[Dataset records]
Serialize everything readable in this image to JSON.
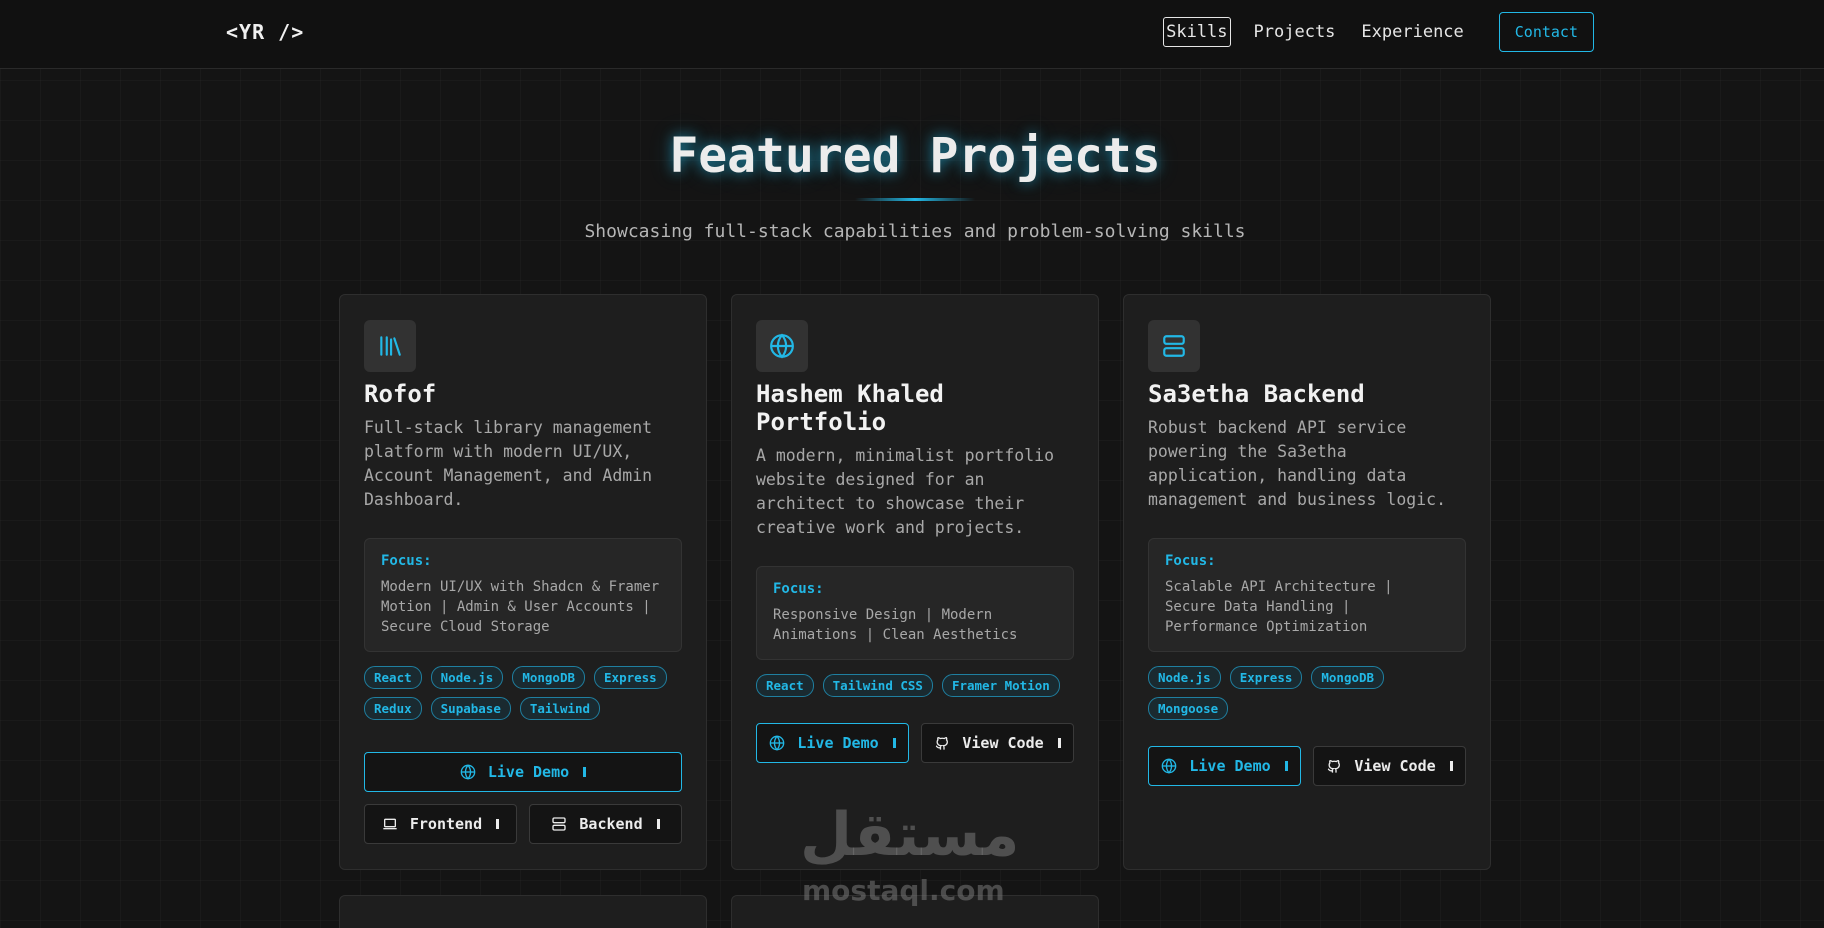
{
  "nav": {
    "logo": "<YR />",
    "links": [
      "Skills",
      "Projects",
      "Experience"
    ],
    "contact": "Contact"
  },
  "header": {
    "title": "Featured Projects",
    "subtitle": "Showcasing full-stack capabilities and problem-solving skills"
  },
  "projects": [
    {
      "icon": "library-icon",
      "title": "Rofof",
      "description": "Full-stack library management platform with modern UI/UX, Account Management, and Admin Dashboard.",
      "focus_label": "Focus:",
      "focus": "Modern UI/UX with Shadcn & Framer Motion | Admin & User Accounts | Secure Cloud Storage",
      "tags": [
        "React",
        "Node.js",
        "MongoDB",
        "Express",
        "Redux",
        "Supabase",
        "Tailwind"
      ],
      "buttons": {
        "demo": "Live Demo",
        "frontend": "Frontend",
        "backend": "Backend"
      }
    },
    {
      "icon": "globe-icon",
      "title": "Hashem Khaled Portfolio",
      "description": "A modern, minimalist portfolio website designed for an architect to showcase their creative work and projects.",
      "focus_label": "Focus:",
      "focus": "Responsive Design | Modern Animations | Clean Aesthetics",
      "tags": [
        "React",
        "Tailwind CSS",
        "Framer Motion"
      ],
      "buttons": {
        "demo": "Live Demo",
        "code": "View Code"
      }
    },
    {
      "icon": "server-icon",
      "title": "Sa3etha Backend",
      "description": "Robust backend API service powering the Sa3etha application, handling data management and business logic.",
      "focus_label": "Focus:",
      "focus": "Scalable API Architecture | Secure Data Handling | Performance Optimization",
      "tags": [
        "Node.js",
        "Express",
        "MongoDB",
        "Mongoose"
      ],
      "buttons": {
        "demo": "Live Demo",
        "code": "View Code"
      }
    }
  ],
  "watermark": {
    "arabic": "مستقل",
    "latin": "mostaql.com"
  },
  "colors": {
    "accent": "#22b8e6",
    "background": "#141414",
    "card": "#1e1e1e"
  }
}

▸ **Exercise prompt**: Restate the data above word for word. Skip every picture.

▸ **Solution**:
Serialize everything readable in this image to JSON.
{
  "nav": {
    "logo": "<YR />",
    "links": [
      "Skills",
      "Projects",
      "Experience"
    ],
    "contact": "Contact"
  },
  "header": {
    "title": "Featured Projects",
    "subtitle": "Showcasing full-stack capabilities and problem-solving skills"
  },
  "projects": [
    {
      "icon": "library-icon",
      "title": "Rofof",
      "description": "Full-stack library management platform with modern UI/UX, Account Management, and Admin Dashboard.",
      "focus_label": "Focus:",
      "focus": "Modern UI/UX with Shadcn & Framer Motion | Admin & User Accounts | Secure Cloud Storage",
      "tags": [
        "React",
        "Node.js",
        "MongoDB",
        "Express",
        "Redux",
        "Supabase",
        "Tailwind"
      ],
      "buttons": {
        "demo": "Live Demo",
        "frontend": "Frontend",
        "backend": "Backend"
      }
    },
    {
      "icon": "globe-icon",
      "title": "Hashem Khaled Portfolio",
      "description": "A modern, minimalist portfolio website designed for an architect to showcase their creative work and projects.",
      "focus_label": "Focus:",
      "focus": "Responsive Design | Modern Animations | Clean Aesthetics",
      "tags": [
        "React",
        "Tailwind CSS",
        "Framer Motion"
      ],
      "buttons": {
        "demo": "Live Demo",
        "code": "View Code"
      }
    },
    {
      "icon": "server-icon",
      "title": "Sa3etha Backend",
      "description": "Robust backend API service powering the Sa3etha application, handling data management and business logic.",
      "focus_label": "Focus:",
      "focus": "Scalable API Architecture | Secure Data Handling | Performance Optimization",
      "tags": [
        "Node.js",
        "Express",
        "MongoDB",
        "Mongoose"
      ],
      "buttons": {
        "demo": "Live Demo",
        "code": "View Code"
      }
    }
  ],
  "watermark": {
    "arabic": "مستقل",
    "latin": "mostaql.com"
  },
  "colors": {
    "accent": "#22b8e6",
    "background": "#141414",
    "card": "#1e1e1e"
  }
}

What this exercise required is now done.